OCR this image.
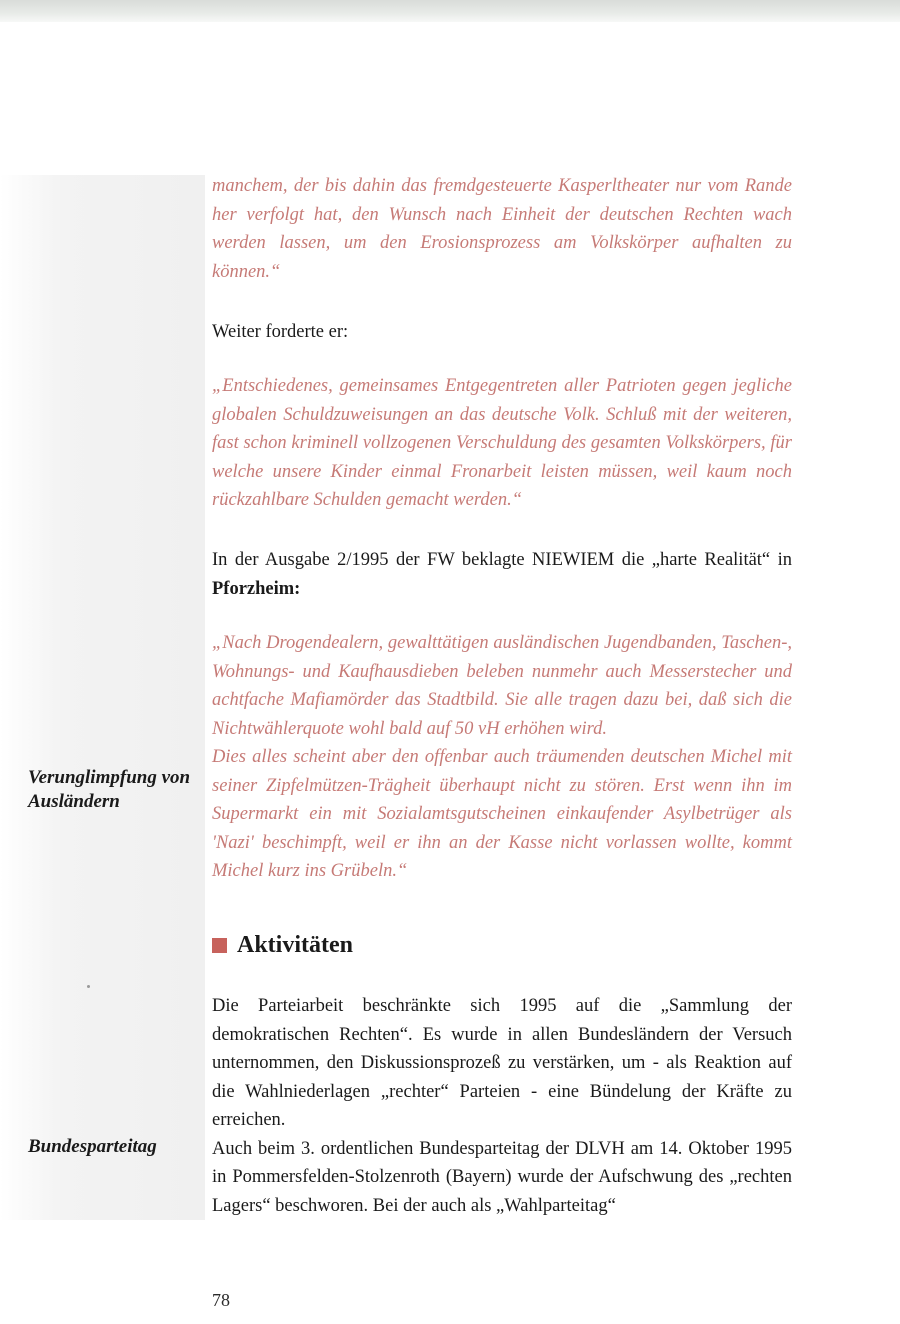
manchem, der bis dahin das fremdgesteuerte Kasperltheater nur vom Rande her verfolgt hat, den Wunsch nach Einheit der deutschen Rechten wach werden lassen, um den Erosionsprozess am Volkskörper aufhalten zu können.“

Weiter forderte er:

„Entschiedenes, gemeinsames Entgegentreten aller Patrioten gegen jegliche globalen Schuldzuweisungen an das deutsche Volk. Schluß mit der weiteren, fast schon kriminell vollzogenen Verschuldung des gesamten Volkskörpers, für welche unsere Kinder einmal Fronarbeit leisten müssen, weil kaum noch rückzahlbare Schulden gemacht werden.“

In der Ausgabe 2/1995 der FW beklagte NIEWIEM die „harte Realität“ in Pforzheim:

„Nach Drogendealern, gewalttätigen ausländischen Jugendbanden, Taschen-, Wohnungs- und Kaufhausdieben beleben nunmehr auch Messerstecher und achtfache Mafiamörder das Stadtbild. Sie alle tragen dazu bei, daß sich die Nichtwählerquote wohl bald auf 50 vH erhöhen wird.

Dies alles scheint aber den offenbar auch träumenden deutschen Michel mit seiner Zipfelmützen-Trägheit überhaupt nicht zu stören. Erst wenn ihn im Supermarkt ein mit Sozialamtsgutscheinen einkaufender Asylbetrüger als 'Nazi' beschimpft, weil er ihn an der Kasse nicht vorlassen wollte, kommt Michel kurz ins Grübeln.“

Verunglimpfung von Ausländern

Aktivitäten

Die Parteiarbeit beschränkte sich 1995 auf die „Sammlung der demokratischen Rechten“. Es wurde in allen Bundesländern der Versuch unternommen, den Diskussionsprozeß zu verstärken, um - als Reaktion auf die Wahlniederlagen „rechter“ Parteien - eine Bündelung der Kräfte zu erreichen.

Auch beim 3. ordentlichen Bundesparteitag der DLVH am 14. Oktober 1995 in Pommersfelden-Stolzenroth (Bayern) wurde der Aufschwung des „rechten Lagers“ beschworen. Bei der auch als „Wahlparteitag“

Bundesparteitag

78
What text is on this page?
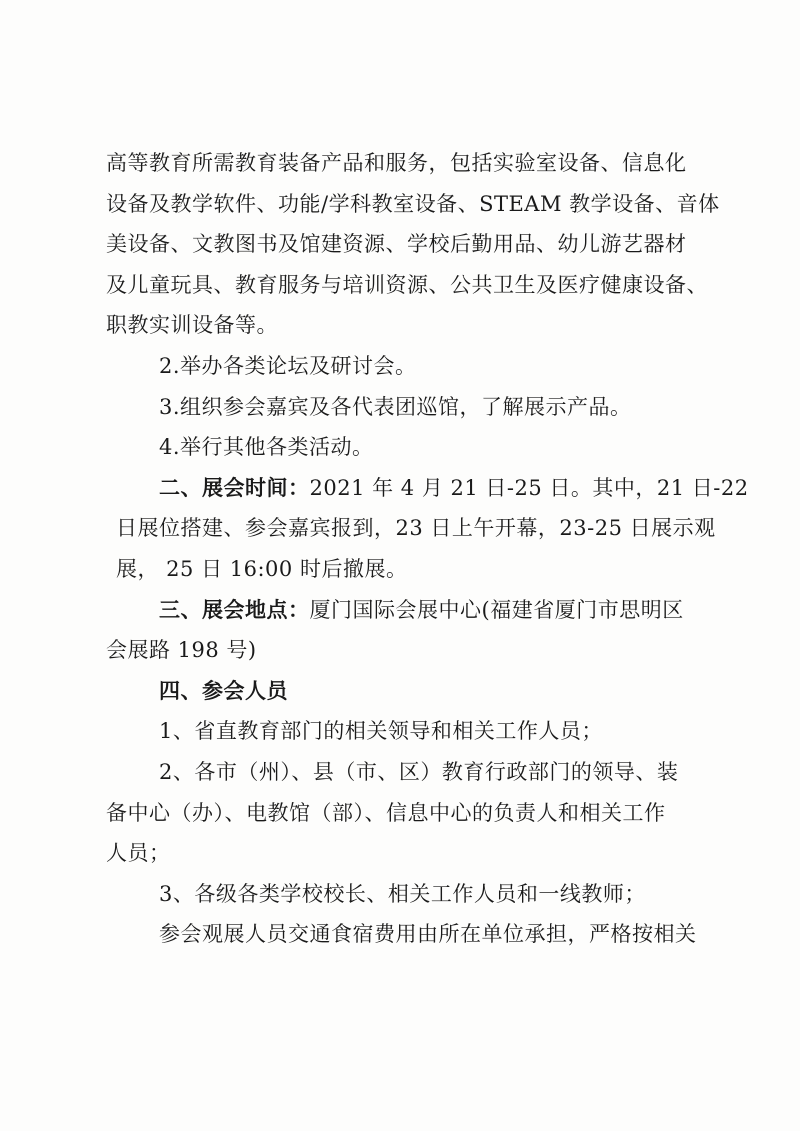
高等教育所需教育装备产品和服务，包括实验室设备、信息化
设备及教学软件、功能/学科教室设备、STEAM 教学设备、音体
美设备、文教图书及馆建资源、学校后勤用品、幼儿游艺器材
及儿童玩具、教育服务与培训资源、公共卫生及医疗健康设备、
职教实训设备等。
2.举办各类论坛及研讨会。
3.组织参会嘉宾及各代表团巡馆，了解展示产品。
4.举行其他各类活动。
二、展会时间：2021 年 4 月 21 日-25 日。其中，21 日-22
日展位搭建、参会嘉宾报到，23 日上午开幕，23-25 日展示观
展， 25 日 16:00 时后撤展。
三、展会地点：厦门国际会展中心(福建省厦门市思明区
会展路 198 号)
四、参会人员
1、省直教育部门的相关领导和相关工作人员；
2、各市（州）、县（市、区）教育行政部门的领导、装
备中心（办）、电教馆（部）、信息中心的负责人和相关工作
人员；
3、各级各类学校校长、相关工作人员和一线教师；
参会观展人员交通食宿费用由所在单位承担，严格按相关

-----

## Instructions for the task
Take the line that contains "What text is on this page?" and every line after it to the end of the records above; quote them exactly, leaving out the pictures.

## Reply to the task
What text is on this page?
高等教育所需教育装备产品和服务，包括实验室设备、信息化
设备及教学软件、功能/学科教室设备、STEAM 教学设备、音体
美设备、文教图书及馆建资源、学校后勤用品、幼儿游艺器材
及儿童玩具、教育服务与培训资源、公共卫生及医疗健康设备、
职教实训设备等。
2.举办各类论坛及研讨会。
3.组织参会嘉宾及各代表团巡馆，了解展示产品。
4.举行其他各类活动。
二、展会时间：2021 年 4 月 21 日-25 日。其中，21 日-22
日展位搭建、参会嘉宾报到，23 日上午开幕，23-25 日展示观
展， 25 日 16:00 时后撤展。
三、展会地点：厦门国际会展中心(福建省厦门市思明区
会展路 198 号)
四、参会人员
1、省直教育部门的相关领导和相关工作人员；
2、各市（州）、县（市、区）教育行政部门的领导、装
备中心（办）、电教馆（部）、信息中心的负责人和相关工作
人员；
3、各级各类学校校长、相关工作人员和一线教师；
参会观展人员交通食宿费用由所在单位承担，严格按相关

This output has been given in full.